## TASK TO COMPLETE
Reproduce every entry exactly and leave its pictures out.

## ENTRIES SUPPLIED
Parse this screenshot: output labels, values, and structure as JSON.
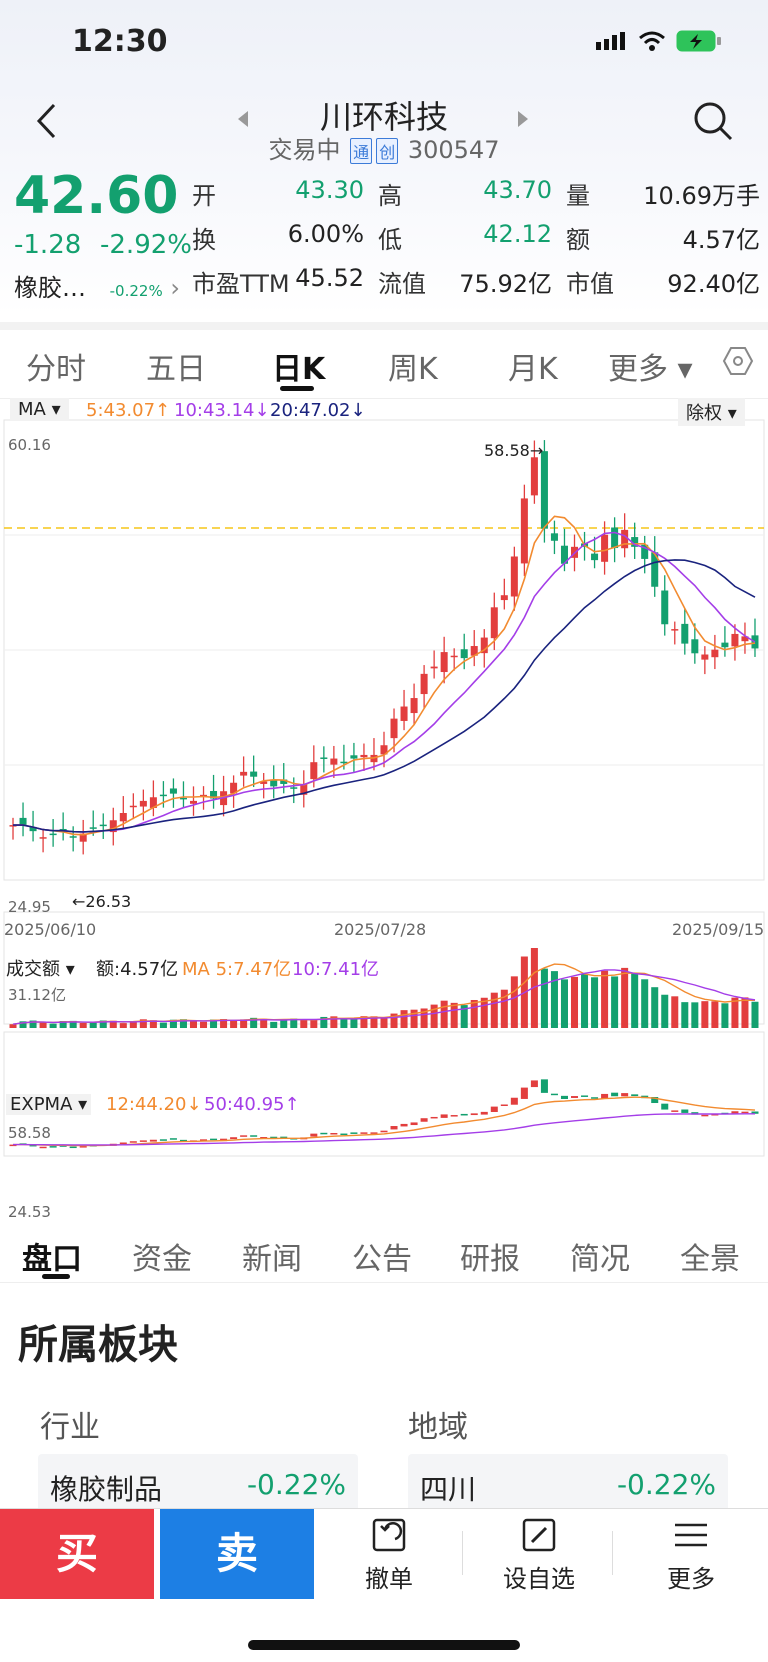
{
  "status": {
    "time": "12:30"
  },
  "header": {
    "title": "川环科技",
    "status": "交易中",
    "tag1": "通",
    "tag2": "创",
    "code": "300547"
  },
  "quote": {
    "price": "42.60",
    "change": "-1.28",
    "change_pct": "-2.92%",
    "sector_name": "橡胶…",
    "sector_pct": "-0.22%",
    "open_label": "开",
    "open": "43.30",
    "high_label": "高",
    "high": "43.70",
    "volume_label": "量",
    "volume": "10.69万手",
    "turnover_label": "换",
    "turnover": "6.00%",
    "low_label": "低",
    "low": "42.12",
    "amount_label": "额",
    "amount": "4.57亿",
    "pe_label": "市盈TTM",
    "pe": "45.52",
    "float_cap_label": "流值",
    "float_cap": "75.92亿",
    "mkt_cap_label": "市值",
    "mkt_cap": "92.40亿"
  },
  "chart_tabs": [
    "分时",
    "五日",
    "日K",
    "周K",
    "月K",
    "更多 ▾"
  ],
  "kline": {
    "indicator": "MA ▾",
    "ma5": "5:43.07↑",
    "ma10": "10:43.14↓",
    "ma20": "20:47.02↓",
    "adjust": "除权 ▾",
    "y_top": "60.16",
    "y_bottom": "24.95",
    "max_label": "58.58",
    "min_label": "26.53",
    "dates": [
      "2025/06/10",
      "2025/07/28",
      "2025/09/15"
    ],
    "vol_title": "成交额 ▾",
    "vol_amount": "额:4.57亿",
    "vol_ma5": "MA 5:7.47亿",
    "vol_ma10": "10:7.41亿",
    "vol_top": "31.12亿",
    "expma_title": "EXPMA ▾",
    "expma12": "12:44.20↓",
    "expma50": "50:40.95↑",
    "expma_top": "58.58",
    "expma_bottom": "24.53"
  },
  "colors": {
    "up": "#e23e3e",
    "down": "#13a06f",
    "ma5": "#f28b30",
    "ma10": "#a43ee8",
    "ma20": "#1a237e"
  },
  "chart_data": {
    "type": "candlestick",
    "x_range": [
      "2025/06/10",
      "2025/09/15"
    ],
    "ylim": [
      24.95,
      60.16
    ],
    "marks": {
      "high": 58.58,
      "low": 26.53
    },
    "close_approx": [
      28,
      28,
      27.5,
      27,
      27.2,
      27.5,
      27,
      27.3,
      27.8,
      28,
      28.4,
      29,
      29.6,
      30,
      30.3,
      30.5,
      30.6,
      30.2,
      30,
      30.5,
      30.2,
      30.8,
      31.5,
      32.4,
      32,
      31.6,
      31.2,
      31.4,
      31,
      31.4,
      33.2,
      33.5,
      33.5,
      33.2,
      33.5,
      33.8,
      33.8,
      34.6,
      36.8,
      37.8,
      38.5,
      40.5,
      41.1,
      42.3,
      42,
      41.8,
      42.8,
      43.5,
      46,
      47,
      50.2,
      55,
      58.4,
      52.5,
      51.5,
      49.6,
      51,
      51,
      49.9,
      52,
      50.9,
      52.4,
      51,
      50,
      47.7,
      44.6,
      44.2,
      43,
      42.2,
      42.1,
      42.5,
      42.7,
      43.8,
      43.6,
      42.6
    ],
    "volume_note": "成交额 bars follow price, peak ~31.12亿"
  },
  "bottom_tabs": [
    "盘口",
    "资金",
    "新闻",
    "公告",
    "研报",
    "简况",
    "全景"
  ],
  "sector": {
    "heading": "所属板块",
    "industry_label": "行业",
    "region_label": "地域",
    "industry_name": "橡胶制品",
    "industry_pct": "-0.22%",
    "region_name": "四川",
    "region_pct": "-0.22%"
  },
  "actions": {
    "buy": "买",
    "sell": "卖",
    "cancel": "撤单",
    "watchlist": "设自选",
    "more": "更多"
  }
}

## FULL OUTPUT
Parse this screenshot: output labels, values, and structure as JSON.
{
  "status": {
    "time": "12:30"
  },
  "header": {
    "title": "川环科技",
    "status": "交易中",
    "tag1": "通",
    "tag2": "创",
    "code": "300547"
  },
  "quote": {
    "price": "42.60",
    "change": "-1.28",
    "change_pct": "-2.92%",
    "sector_name": "橡胶…",
    "sector_pct": "-0.22%",
    "open_label": "开",
    "open": "43.30",
    "high_label": "高",
    "high": "43.70",
    "volume_label": "量",
    "volume": "10.69万手",
    "turnover_label": "换",
    "turnover": "6.00%",
    "low_label": "低",
    "low": "42.12",
    "amount_label": "额",
    "amount": "4.57亿",
    "pe_label": "市盈TTM",
    "pe": "45.52",
    "float_cap_label": "流值",
    "float_cap": "75.92亿",
    "mkt_cap_label": "市值",
    "mkt_cap": "92.40亿"
  },
  "chart_tabs": [
    "分时",
    "五日",
    "日K",
    "周K",
    "月K",
    "更多 ▾"
  ],
  "kline": {
    "indicator": "MA ▾",
    "ma5": "5:43.07↑",
    "ma10": "10:43.14↓",
    "ma20": "20:47.02↓",
    "adjust": "除权 ▾",
    "y_top": "60.16",
    "y_bottom": "24.95",
    "max_label": "58.58",
    "min_label": "26.53",
    "dates": [
      "2025/06/10",
      "2025/07/28",
      "2025/09/15"
    ],
    "vol_title": "成交额 ▾",
    "vol_amount": "额:4.57亿",
    "vol_ma5": "MA 5:7.47亿",
    "vol_ma10": "10:7.41亿",
    "vol_top": "31.12亿",
    "expma_title": "EXPMA ▾",
    "expma12": "12:44.20↓",
    "expma50": "50:40.95↑",
    "expma_top": "58.58",
    "expma_bottom": "24.53"
  },
  "colors": {
    "up": "#e23e3e",
    "down": "#13a06f",
    "ma5": "#f28b30",
    "ma10": "#a43ee8",
    "ma20": "#1a237e"
  },
  "chart_data": {
    "type": "candlestick",
    "x_range": [
      "2025/06/10",
      "2025/09/15"
    ],
    "ylim": [
      24.95,
      60.16
    ],
    "marks": {
      "high": 58.58,
      "low": 26.53
    },
    "close_approx": [
      28,
      28,
      27.5,
      27,
      27.2,
      27.5,
      27,
      27.3,
      27.8,
      28,
      28.4,
      29,
      29.6,
      30,
      30.3,
      30.5,
      30.6,
      30.2,
      30,
      30.5,
      30.2,
      30.8,
      31.5,
      32.4,
      32,
      31.6,
      31.2,
      31.4,
      31,
      31.4,
      33.2,
      33.5,
      33.5,
      33.2,
      33.5,
      33.8,
      33.8,
      34.6,
      36.8,
      37.8,
      38.5,
      40.5,
      41.1,
      42.3,
      42,
      41.8,
      42.8,
      43.5,
      46,
      47,
      50.2,
      55,
      58.4,
      52.5,
      51.5,
      49.6,
      51,
      51,
      49.9,
      52,
      50.9,
      52.4,
      51,
      50,
      47.7,
      44.6,
      44.2,
      43,
      42.2,
      42.1,
      42.5,
      42.7,
      43.8,
      43.6,
      42.6
    ],
    "volume_note": "成交额 bars follow price, peak ~31.12亿"
  },
  "bottom_tabs": [
    "盘口",
    "资金",
    "新闻",
    "公告",
    "研报",
    "简况",
    "全景"
  ],
  "sector": {
    "heading": "所属板块",
    "industry_label": "行业",
    "region_label": "地域",
    "industry_name": "橡胶制品",
    "industry_pct": "-0.22%",
    "region_name": "四川",
    "region_pct": "-0.22%"
  },
  "actions": {
    "buy": "买",
    "sell": "卖",
    "cancel": "撤单",
    "watchlist": "设自选",
    "more": "更多"
  }
}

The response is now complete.